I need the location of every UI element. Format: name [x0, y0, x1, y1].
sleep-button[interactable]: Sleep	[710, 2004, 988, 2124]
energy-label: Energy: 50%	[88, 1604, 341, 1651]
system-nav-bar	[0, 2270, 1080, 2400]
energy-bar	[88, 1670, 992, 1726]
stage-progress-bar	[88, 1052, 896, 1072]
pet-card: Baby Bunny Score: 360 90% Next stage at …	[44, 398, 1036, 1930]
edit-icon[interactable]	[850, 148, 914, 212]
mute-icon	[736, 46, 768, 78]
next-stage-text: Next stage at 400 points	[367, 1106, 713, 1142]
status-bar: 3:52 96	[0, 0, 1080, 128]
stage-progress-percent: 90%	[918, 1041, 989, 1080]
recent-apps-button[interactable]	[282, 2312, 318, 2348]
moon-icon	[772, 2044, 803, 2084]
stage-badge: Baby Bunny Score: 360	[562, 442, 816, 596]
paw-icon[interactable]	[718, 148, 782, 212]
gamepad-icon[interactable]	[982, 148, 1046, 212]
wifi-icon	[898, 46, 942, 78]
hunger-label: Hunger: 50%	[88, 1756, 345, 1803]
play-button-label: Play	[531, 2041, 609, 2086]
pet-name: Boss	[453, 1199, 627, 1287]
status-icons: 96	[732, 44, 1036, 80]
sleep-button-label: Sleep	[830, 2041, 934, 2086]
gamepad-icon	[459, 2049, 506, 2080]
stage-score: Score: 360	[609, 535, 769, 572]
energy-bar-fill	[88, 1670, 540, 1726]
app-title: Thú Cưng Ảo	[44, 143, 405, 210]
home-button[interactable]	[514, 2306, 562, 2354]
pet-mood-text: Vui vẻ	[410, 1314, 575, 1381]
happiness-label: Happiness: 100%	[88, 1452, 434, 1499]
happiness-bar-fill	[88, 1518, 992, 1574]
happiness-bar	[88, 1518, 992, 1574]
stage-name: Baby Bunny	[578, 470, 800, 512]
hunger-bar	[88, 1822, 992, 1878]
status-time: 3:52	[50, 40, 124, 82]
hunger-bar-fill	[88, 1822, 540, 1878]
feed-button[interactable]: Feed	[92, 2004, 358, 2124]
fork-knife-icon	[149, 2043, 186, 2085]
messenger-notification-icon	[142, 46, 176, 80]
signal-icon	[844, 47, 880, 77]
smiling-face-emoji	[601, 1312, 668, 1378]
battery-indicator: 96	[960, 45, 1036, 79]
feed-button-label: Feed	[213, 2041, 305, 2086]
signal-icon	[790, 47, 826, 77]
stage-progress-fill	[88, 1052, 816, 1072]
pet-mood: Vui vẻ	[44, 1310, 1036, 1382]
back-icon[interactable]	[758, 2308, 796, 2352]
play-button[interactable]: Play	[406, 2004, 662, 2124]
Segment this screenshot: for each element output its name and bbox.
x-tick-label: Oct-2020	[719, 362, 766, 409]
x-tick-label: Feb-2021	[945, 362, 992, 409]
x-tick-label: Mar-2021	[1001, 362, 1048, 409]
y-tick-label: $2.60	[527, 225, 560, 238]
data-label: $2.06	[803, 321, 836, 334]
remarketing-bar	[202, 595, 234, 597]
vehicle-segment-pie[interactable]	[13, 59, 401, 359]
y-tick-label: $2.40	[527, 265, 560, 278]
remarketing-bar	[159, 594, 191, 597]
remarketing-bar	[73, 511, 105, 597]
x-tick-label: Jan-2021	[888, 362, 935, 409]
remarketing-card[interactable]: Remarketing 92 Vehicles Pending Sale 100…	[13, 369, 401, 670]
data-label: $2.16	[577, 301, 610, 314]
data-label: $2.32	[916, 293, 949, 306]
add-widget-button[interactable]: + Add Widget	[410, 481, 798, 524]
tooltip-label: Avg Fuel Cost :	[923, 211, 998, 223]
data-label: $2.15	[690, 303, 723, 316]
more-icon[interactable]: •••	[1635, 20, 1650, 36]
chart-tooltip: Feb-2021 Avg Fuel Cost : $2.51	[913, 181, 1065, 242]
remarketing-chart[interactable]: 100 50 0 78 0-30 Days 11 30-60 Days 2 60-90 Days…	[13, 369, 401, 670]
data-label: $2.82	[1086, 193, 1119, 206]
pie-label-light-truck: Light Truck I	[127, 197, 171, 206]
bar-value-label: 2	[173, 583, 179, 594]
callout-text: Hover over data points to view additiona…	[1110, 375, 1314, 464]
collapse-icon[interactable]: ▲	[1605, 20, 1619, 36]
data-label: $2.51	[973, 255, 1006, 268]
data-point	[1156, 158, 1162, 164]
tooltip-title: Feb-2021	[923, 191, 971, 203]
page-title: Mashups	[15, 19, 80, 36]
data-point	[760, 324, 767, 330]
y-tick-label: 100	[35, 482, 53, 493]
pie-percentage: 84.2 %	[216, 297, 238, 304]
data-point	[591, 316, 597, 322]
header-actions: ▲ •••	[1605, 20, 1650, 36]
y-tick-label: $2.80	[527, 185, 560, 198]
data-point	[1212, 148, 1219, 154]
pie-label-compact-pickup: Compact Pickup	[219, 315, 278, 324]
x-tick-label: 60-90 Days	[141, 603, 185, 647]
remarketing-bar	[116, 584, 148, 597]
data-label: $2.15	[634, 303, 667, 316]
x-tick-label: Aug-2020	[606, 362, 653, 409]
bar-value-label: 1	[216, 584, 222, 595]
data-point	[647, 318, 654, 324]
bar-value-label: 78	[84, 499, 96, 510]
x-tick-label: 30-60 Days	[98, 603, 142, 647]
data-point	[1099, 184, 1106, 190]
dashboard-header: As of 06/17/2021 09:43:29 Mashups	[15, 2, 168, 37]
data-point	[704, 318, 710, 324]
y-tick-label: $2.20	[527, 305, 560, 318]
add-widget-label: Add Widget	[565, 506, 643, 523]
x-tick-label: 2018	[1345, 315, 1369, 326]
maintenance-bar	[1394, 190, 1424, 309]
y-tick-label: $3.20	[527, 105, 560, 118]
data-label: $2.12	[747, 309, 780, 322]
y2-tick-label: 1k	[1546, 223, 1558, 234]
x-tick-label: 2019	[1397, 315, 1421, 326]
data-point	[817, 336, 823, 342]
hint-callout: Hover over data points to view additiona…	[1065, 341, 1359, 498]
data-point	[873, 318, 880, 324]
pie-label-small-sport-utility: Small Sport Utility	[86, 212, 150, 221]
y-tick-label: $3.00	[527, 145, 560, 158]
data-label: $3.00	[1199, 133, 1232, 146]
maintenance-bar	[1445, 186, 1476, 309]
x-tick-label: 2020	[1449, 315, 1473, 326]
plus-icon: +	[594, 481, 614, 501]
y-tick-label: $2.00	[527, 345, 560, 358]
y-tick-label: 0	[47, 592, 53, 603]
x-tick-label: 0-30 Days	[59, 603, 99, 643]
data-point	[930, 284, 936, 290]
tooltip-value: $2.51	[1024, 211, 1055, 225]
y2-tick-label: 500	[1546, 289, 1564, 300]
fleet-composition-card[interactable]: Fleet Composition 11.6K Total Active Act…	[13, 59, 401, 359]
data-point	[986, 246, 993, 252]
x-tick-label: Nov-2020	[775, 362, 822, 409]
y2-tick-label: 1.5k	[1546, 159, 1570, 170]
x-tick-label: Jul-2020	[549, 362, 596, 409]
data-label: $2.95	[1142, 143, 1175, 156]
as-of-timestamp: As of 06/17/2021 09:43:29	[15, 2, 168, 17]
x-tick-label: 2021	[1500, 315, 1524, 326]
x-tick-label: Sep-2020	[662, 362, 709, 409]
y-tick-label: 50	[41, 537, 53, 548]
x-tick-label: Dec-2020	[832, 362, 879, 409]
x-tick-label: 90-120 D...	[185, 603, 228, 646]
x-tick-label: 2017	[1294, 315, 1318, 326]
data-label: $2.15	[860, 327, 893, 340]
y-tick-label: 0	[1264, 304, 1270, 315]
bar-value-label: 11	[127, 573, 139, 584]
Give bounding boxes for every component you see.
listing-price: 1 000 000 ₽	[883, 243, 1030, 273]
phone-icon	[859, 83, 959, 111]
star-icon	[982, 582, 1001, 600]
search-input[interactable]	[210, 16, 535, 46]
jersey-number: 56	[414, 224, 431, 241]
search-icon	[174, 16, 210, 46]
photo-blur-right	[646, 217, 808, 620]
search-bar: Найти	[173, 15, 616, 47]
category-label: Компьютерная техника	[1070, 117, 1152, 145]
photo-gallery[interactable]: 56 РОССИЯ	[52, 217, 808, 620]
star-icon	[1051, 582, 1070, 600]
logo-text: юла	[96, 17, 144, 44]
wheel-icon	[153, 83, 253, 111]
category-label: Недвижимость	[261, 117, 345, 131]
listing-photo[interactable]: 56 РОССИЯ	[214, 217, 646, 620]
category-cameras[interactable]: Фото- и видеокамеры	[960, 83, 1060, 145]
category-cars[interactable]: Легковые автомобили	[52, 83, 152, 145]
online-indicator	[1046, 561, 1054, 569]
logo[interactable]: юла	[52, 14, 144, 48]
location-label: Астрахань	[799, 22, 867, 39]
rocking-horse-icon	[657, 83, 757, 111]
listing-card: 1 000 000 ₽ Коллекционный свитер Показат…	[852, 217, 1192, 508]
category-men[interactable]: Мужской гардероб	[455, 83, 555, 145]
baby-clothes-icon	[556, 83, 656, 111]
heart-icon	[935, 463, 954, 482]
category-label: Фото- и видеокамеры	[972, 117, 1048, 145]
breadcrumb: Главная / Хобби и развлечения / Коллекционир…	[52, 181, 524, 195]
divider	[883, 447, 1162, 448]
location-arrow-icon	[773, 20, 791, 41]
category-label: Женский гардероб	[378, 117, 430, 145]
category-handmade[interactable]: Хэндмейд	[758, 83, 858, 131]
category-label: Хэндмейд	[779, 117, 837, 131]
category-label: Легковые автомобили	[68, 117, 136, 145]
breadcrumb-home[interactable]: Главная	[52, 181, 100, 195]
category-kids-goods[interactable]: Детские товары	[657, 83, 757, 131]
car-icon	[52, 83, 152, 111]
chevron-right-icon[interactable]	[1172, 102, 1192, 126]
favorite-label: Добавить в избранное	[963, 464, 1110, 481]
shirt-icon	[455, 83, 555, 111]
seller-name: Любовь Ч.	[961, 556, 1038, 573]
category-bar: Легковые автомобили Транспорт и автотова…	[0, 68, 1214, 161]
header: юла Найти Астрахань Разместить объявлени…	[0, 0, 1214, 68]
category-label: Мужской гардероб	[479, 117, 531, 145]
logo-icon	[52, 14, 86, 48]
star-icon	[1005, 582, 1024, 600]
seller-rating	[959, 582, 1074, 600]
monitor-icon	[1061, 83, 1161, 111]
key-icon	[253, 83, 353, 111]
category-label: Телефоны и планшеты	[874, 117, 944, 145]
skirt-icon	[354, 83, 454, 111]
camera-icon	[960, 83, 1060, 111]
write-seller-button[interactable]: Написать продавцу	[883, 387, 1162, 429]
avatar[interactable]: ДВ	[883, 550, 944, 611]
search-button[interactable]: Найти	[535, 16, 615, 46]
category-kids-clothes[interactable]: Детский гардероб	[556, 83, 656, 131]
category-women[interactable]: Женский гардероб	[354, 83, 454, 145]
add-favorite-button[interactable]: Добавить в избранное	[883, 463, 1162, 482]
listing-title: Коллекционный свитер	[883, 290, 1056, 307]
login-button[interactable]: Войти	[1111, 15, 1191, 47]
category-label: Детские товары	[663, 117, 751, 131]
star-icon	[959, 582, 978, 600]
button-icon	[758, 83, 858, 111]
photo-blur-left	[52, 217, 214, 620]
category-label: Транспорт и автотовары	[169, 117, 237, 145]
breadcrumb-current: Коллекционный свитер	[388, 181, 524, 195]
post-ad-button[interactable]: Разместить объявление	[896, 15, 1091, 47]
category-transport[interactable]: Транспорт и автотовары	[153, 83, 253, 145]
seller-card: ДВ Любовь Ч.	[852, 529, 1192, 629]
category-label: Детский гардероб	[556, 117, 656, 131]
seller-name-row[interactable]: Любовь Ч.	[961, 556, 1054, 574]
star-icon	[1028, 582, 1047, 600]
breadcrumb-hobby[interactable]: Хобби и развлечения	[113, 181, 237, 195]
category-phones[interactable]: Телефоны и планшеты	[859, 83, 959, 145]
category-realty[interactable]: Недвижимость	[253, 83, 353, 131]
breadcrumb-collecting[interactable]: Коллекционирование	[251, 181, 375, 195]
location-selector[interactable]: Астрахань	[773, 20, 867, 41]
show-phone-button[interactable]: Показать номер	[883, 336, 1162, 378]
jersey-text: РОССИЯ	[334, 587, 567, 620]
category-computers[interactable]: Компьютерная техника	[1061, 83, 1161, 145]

| WHAT YOU HAVE TO DO |
Copy the records word for word, from the first line through the line containing "1310, 1036, 1382]", including both.

| SOLUTION |
I need the location of every UI element. Format: name [x0, y0, x1, y1].
sleep-button[interactable]: Sleep	[710, 2004, 988, 2124]
energy-label: Energy: 50%	[88, 1604, 341, 1651]
system-nav-bar	[0, 2270, 1080, 2400]
energy-bar	[88, 1670, 992, 1726]
stage-progress-bar	[88, 1052, 896, 1072]
pet-card: Baby Bunny Score: 360 90% Next stage at …	[44, 398, 1036, 1930]
edit-icon[interactable]	[850, 148, 914, 212]
mute-icon	[736, 46, 768, 78]
next-stage-text: Next stage at 400 points	[367, 1106, 713, 1142]
status-bar: 3:52 96	[0, 0, 1080, 128]
stage-progress-percent: 90%	[918, 1041, 989, 1080]
recent-apps-button[interactable]	[282, 2312, 318, 2348]
moon-icon	[772, 2044, 803, 2084]
stage-badge: Baby Bunny Score: 360	[562, 442, 816, 596]
paw-icon[interactable]	[718, 148, 782, 212]
gamepad-icon[interactable]	[982, 148, 1046, 212]
wifi-icon	[898, 46, 942, 78]
hunger-label: Hunger: 50%	[88, 1756, 345, 1803]
play-button-label: Play	[531, 2041, 609, 2086]
pet-name: Boss	[453, 1199, 627, 1287]
status-icons: 96	[732, 44, 1036, 80]
sleep-button-label: Sleep	[830, 2041, 934, 2086]
gamepad-icon	[459, 2049, 506, 2080]
stage-score: Score: 360	[609, 535, 769, 572]
energy-bar-fill	[88, 1670, 540, 1726]
app-title: Thú Cưng Ảo	[44, 143, 405, 210]
home-button[interactable]	[514, 2306, 562, 2354]
pet-mood-text: Vui vẻ	[410, 1314, 575, 1381]
happiness-label: Happiness: 100%	[88, 1452, 434, 1499]
happiness-bar-fill	[88, 1518, 992, 1574]
happiness-bar	[88, 1518, 992, 1574]
stage-name: Baby Bunny	[578, 470, 800, 512]
hunger-bar	[88, 1822, 992, 1878]
status-time: 3:52	[50, 40, 124, 82]
hunger-bar-fill	[88, 1822, 540, 1878]
feed-button[interactable]: Feed	[92, 2004, 358, 2124]
fork-knife-icon	[149, 2043, 186, 2085]
messenger-notification-icon	[142, 46, 176, 80]
signal-icon	[844, 47, 880, 77]
smiling-face-emoji	[601, 1312, 668, 1378]
battery-indicator: 96	[960, 45, 1036, 79]
feed-button-label: Feed	[213, 2041, 305, 2086]
signal-icon	[790, 47, 826, 77]
stage-progress-fill	[88, 1052, 816, 1072]
pet-mood: Vui vẻ	[44, 1310, 1036, 1382]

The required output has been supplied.